#### [Data listing]

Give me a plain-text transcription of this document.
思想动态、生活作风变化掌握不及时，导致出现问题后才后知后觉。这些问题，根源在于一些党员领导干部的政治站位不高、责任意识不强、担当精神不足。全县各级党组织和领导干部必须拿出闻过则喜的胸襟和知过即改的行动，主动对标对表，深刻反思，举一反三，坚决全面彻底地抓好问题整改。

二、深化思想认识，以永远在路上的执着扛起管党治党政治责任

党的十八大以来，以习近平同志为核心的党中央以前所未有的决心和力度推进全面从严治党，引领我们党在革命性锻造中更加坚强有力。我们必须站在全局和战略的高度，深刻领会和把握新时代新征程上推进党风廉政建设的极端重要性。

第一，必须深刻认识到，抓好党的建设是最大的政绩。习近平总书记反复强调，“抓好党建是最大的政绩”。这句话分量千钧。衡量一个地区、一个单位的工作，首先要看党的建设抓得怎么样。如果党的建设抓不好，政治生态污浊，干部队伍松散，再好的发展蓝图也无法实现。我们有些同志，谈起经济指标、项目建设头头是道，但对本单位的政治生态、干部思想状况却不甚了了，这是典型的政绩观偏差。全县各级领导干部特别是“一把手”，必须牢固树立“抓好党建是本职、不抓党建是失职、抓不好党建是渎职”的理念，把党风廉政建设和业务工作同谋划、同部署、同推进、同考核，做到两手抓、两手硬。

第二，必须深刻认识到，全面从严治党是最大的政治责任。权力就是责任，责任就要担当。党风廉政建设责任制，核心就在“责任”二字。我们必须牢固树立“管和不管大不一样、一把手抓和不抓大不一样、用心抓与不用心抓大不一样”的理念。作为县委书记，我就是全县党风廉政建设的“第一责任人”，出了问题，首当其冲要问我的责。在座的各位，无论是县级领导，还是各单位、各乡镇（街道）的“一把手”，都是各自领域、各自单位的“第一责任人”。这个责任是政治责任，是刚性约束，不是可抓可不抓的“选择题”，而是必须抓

#### [SHORT PROBLEM]
Extract the listing in its entirety, matching it exactly.

#### [EXERCISE RESULT]
Give me a plain-text transcription of this document.
思想动态、生活作风变化掌握不及时，导致出现问题后才后知后觉。这些问题，根源在于一些党员领导干部的政治站位不高、责任意识不强、担当精神不足。全县各级党组织和领导干部必须拿出闻过则喜的胸襟和知过即改的行动，主动对标对表，深刻反思，举一反三，坚决全面彻底地抓好问题整改。

二、深化思想认识，以永远在路上的执着扛起管党治党政治责任

党的十八大以来，以习近平同志为核心的党中央以前所未有的决心和力度推进全面从严治党，引领我们党在革命性锻造中更加坚强有力。我们必须站在全局和战略的高度，深刻领会和把握新时代新征程上推进党风廉政建设的极端重要性。

第一，必须深刻认识到，抓好党的建设是最大的政绩。习近平总书记反复强调，“抓好党建是最大的政绩”。这句话分量千钧。衡量一个地区、一个单位的工作，首先要看党的建设抓得怎么样。如果党的建设抓不好，政治生态污浊，干部队伍松散，再好的发展蓝图也无法实现。我们有些同志，谈起经济指标、项目建设头头是道，但对本单位的政治生态、干部思想状况却不甚了了，这是典型的政绩观偏差。全县各级领导干部特别是“一把手”，必须牢固树立“抓好党建是本职、不抓党建是失职、抓不好党建是渎职”的理念，把党风廉政建设和业务工作同谋划、同部署、同推进、同考核，做到两手抓、两手硬。

第二，必须深刻认识到，全面从严治党是最大的政治责任。权力就是责任，责任就要担当。党风廉政建设责任制，核心就在“责任”二字。我们必须牢固树立“管和不管大不一样、一把手抓和不抓大不一样、用心抓与不用心抓大不一样”的理念。作为县委书记，我就是全县党风廉政建设的“第一责任人”，出了问题，首当其冲要问我的责。在座的各位，无论是县级领导，还是各单位、各乡镇（街道）的“一把手”，都是各自领域、各自单位的“第一责任人”。这个责任是政治责任，是刚性约束，不是可抓可不抓的“选择题”，而是必须抓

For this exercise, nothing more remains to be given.